=== EXERCISE GOAL ===
Every line that holds the string "Clock" is to be identified and copied.

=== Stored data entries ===
►
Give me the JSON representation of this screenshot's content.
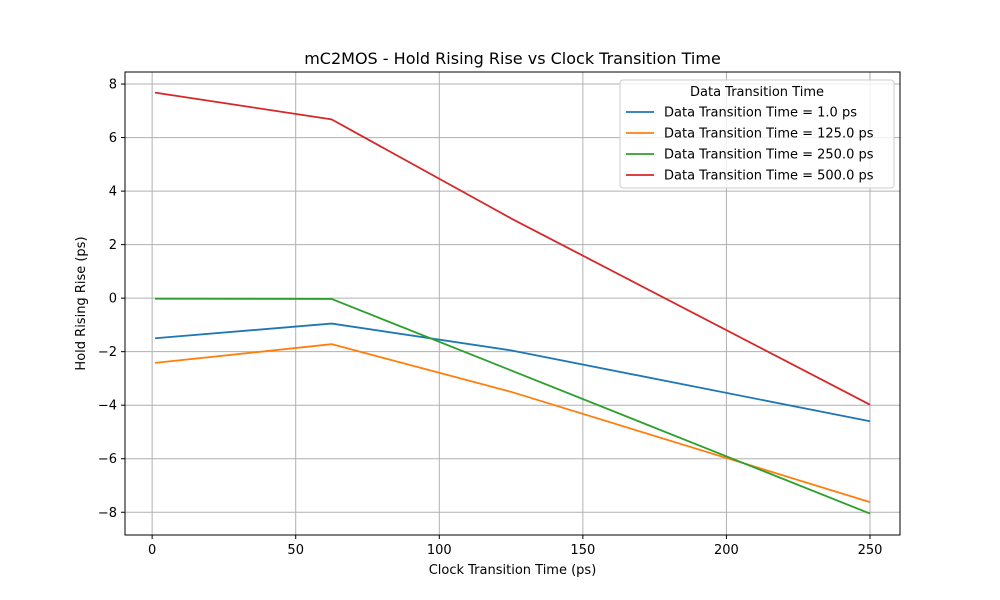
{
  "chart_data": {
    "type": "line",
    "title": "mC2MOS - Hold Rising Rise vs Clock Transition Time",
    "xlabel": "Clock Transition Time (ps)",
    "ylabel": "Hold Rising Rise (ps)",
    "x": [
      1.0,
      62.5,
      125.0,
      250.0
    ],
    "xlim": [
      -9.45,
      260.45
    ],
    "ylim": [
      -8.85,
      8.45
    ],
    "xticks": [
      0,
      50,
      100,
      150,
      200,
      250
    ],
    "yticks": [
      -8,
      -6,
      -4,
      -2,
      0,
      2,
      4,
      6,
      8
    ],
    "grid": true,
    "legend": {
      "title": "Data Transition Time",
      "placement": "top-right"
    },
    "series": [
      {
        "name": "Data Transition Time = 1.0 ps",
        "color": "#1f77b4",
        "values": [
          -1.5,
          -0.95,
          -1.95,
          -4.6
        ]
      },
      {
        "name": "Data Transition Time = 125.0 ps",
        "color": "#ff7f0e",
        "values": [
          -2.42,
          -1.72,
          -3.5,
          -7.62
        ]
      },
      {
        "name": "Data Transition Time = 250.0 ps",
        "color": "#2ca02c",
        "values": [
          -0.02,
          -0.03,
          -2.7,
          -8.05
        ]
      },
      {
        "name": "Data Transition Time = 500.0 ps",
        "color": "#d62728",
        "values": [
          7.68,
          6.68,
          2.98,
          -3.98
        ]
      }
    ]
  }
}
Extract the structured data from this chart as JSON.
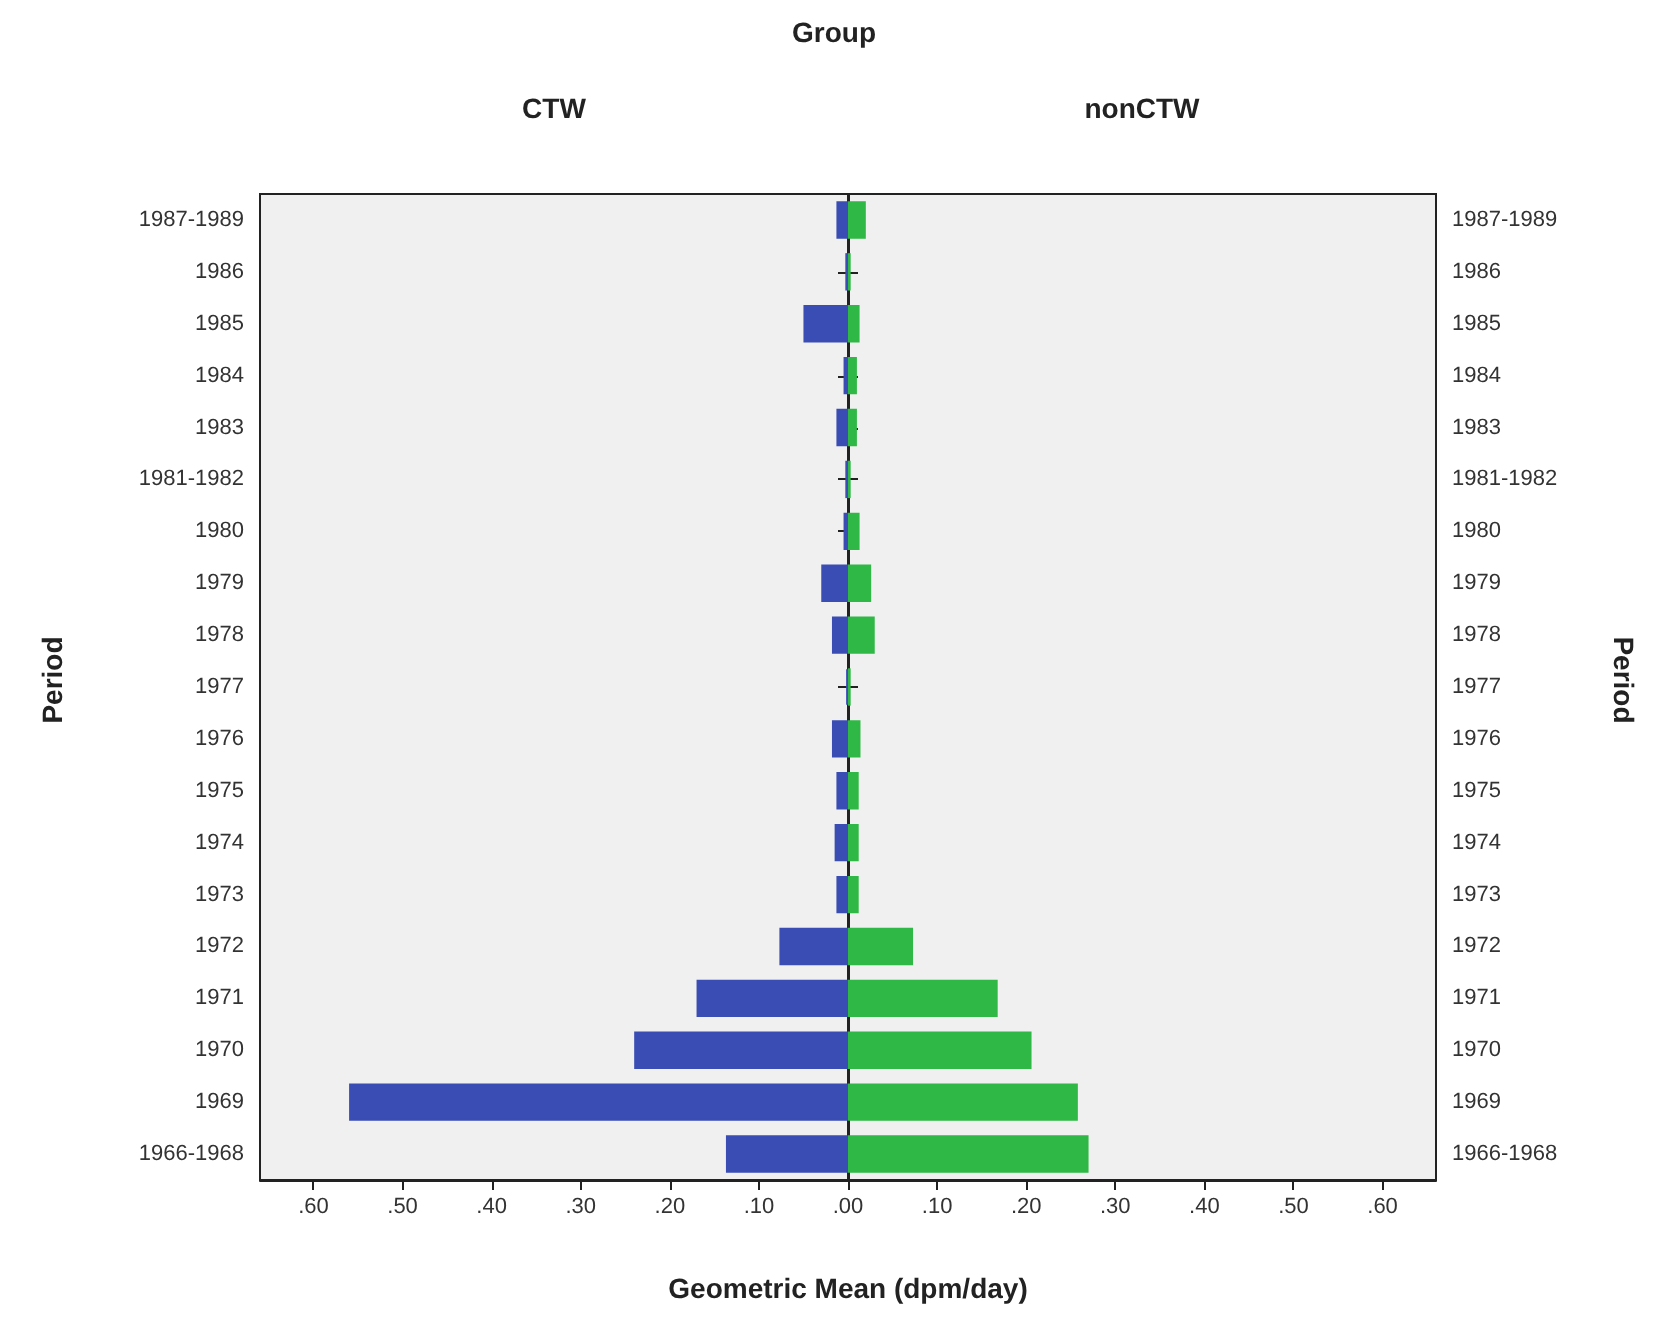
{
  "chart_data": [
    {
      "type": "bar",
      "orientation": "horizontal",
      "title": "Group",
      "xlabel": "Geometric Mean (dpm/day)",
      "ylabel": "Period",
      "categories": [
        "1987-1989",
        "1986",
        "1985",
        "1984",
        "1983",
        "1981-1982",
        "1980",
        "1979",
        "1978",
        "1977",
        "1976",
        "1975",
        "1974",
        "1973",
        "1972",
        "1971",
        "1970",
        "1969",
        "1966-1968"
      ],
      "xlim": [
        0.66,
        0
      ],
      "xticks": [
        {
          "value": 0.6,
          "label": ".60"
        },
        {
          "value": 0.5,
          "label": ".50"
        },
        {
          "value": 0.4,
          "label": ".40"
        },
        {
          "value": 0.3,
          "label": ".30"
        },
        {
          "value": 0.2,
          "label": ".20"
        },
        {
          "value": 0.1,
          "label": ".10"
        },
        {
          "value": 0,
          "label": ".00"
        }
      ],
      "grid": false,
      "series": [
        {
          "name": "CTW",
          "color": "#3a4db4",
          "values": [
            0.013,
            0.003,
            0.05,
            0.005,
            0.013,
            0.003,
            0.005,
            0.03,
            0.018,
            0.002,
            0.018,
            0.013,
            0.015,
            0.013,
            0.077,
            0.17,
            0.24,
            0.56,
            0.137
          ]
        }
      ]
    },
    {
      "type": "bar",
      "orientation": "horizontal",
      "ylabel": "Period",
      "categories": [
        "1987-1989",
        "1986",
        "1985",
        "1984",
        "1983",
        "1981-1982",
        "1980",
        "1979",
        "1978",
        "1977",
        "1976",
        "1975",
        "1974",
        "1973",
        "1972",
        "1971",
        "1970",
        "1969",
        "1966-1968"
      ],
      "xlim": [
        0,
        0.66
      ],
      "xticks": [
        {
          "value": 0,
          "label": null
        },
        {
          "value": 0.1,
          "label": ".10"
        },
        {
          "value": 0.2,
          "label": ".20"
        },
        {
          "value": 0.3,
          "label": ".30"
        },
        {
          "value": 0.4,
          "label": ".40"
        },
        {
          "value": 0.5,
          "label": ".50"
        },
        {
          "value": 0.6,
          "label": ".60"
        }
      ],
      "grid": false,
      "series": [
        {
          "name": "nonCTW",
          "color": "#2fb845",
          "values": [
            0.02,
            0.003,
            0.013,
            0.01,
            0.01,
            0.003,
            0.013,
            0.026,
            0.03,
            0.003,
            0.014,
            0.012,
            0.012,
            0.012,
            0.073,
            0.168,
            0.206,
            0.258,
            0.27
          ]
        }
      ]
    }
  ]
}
◄
►
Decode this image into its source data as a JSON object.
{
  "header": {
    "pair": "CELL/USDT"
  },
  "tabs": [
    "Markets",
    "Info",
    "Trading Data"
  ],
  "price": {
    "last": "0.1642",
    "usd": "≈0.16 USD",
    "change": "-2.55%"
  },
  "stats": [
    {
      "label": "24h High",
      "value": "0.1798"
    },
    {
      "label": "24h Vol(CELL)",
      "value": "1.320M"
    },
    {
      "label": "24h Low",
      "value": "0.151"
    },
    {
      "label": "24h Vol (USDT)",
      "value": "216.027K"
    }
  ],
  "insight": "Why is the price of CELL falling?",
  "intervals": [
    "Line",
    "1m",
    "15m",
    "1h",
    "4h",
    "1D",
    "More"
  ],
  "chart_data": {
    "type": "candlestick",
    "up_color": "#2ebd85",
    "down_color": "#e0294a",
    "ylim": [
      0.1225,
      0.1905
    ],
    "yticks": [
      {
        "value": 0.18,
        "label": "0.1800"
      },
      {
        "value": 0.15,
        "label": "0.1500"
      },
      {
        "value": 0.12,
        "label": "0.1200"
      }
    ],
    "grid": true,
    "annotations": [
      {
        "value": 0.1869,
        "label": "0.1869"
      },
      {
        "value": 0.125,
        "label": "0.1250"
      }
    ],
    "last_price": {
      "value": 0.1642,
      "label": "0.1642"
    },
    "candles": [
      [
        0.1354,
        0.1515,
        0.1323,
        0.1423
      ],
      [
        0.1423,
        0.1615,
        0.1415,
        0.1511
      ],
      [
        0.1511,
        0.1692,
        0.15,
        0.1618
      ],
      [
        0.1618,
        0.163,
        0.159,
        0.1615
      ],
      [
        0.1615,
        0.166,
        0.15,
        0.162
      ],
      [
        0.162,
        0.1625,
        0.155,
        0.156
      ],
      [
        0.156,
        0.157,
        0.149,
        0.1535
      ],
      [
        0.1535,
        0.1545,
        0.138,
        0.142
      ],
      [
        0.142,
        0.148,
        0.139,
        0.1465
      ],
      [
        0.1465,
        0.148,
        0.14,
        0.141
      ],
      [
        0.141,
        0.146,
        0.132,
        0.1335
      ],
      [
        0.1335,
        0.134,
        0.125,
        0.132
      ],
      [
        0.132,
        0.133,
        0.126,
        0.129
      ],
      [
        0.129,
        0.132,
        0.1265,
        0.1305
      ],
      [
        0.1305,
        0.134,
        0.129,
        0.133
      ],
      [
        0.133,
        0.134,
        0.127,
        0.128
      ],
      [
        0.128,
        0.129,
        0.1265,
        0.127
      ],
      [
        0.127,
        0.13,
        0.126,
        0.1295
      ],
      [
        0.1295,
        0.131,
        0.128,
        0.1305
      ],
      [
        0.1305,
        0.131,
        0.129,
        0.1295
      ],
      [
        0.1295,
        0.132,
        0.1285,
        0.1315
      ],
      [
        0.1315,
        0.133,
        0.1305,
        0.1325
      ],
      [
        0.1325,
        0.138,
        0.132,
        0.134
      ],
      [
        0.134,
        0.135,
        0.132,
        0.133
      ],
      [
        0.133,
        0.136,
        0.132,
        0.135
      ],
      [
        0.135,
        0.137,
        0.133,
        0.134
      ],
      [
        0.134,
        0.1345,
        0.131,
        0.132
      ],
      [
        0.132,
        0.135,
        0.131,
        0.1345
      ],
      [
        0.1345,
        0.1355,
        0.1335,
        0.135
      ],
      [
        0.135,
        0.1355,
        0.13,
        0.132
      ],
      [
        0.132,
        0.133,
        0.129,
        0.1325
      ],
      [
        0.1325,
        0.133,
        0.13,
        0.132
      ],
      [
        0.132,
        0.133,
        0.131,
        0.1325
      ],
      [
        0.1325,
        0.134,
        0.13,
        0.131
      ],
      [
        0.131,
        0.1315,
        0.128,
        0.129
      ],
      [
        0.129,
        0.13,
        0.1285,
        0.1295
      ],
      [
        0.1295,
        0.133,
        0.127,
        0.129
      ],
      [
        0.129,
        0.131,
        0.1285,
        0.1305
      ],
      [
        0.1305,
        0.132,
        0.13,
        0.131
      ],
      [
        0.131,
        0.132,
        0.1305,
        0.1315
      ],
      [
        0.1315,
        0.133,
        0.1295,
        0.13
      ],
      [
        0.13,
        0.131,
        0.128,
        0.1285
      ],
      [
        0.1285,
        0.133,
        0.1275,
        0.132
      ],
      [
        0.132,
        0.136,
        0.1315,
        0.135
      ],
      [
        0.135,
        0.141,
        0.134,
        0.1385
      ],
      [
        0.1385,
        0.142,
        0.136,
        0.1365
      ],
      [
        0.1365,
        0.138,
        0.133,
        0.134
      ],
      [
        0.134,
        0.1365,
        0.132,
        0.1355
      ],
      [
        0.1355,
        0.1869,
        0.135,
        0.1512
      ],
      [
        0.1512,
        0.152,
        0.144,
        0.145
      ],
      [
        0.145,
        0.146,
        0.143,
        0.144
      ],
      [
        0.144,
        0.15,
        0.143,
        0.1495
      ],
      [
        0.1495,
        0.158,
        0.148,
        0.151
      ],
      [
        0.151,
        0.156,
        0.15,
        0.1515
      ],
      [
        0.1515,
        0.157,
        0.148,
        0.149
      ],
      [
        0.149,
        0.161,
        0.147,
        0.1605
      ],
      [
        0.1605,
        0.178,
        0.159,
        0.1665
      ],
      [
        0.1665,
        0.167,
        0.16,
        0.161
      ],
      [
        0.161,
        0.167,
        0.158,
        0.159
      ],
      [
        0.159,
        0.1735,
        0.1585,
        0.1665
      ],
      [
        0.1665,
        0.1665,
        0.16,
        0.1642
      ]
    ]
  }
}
◄
►
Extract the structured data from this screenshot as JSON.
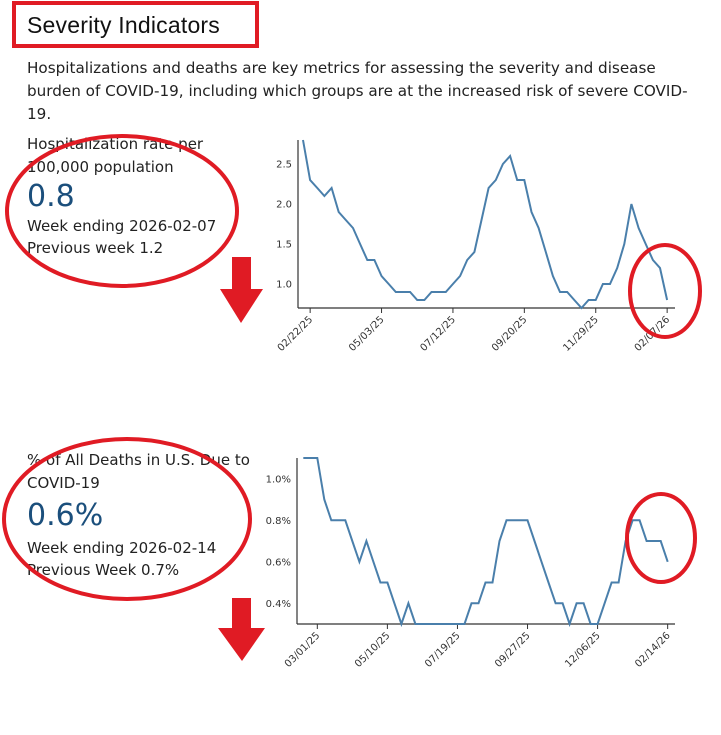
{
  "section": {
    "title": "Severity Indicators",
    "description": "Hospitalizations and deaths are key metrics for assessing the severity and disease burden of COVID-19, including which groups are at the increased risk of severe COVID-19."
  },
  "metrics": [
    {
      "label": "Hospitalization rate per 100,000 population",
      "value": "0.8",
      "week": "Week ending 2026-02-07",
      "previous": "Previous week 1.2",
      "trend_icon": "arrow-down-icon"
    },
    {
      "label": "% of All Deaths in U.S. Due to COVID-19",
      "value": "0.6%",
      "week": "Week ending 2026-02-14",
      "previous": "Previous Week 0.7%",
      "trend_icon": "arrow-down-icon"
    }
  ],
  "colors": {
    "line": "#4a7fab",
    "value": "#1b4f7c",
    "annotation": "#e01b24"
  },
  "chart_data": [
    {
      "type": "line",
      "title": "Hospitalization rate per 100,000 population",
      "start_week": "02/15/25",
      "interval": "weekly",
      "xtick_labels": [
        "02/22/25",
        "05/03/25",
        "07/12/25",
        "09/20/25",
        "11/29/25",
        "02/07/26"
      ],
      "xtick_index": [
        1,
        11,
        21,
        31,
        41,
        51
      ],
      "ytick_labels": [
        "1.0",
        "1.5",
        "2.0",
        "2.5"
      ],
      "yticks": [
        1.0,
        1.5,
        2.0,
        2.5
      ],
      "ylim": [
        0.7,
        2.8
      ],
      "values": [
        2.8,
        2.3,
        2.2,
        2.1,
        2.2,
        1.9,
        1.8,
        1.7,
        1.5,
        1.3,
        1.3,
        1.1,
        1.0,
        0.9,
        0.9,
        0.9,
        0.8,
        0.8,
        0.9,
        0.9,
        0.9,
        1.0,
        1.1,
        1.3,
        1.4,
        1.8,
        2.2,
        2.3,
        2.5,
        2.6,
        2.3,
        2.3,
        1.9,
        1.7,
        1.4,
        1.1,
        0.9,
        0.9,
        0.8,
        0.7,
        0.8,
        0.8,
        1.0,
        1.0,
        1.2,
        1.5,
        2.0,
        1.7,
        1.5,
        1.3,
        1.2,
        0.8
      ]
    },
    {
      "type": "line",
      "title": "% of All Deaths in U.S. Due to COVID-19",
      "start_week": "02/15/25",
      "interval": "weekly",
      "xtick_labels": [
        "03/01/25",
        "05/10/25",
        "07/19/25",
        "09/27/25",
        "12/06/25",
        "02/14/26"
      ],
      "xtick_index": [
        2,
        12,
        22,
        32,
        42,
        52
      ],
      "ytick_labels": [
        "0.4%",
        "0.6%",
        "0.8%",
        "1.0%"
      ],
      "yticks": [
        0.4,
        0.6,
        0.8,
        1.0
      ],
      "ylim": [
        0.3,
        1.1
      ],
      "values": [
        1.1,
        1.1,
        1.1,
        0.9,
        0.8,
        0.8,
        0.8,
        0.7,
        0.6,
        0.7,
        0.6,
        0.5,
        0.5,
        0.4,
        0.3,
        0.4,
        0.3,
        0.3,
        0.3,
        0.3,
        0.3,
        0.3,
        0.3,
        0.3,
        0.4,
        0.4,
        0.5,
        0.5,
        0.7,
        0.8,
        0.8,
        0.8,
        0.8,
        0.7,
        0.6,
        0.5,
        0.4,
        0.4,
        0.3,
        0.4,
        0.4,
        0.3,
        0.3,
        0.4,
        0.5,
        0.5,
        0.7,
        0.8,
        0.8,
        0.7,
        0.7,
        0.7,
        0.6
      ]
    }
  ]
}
◄
=== COMPLETED EXERCISE ===
    "title": "mC2MOS - Hold Rising Rise vs Clock Transition Time",
    "xlabel": "Clock Transition Time (ps)",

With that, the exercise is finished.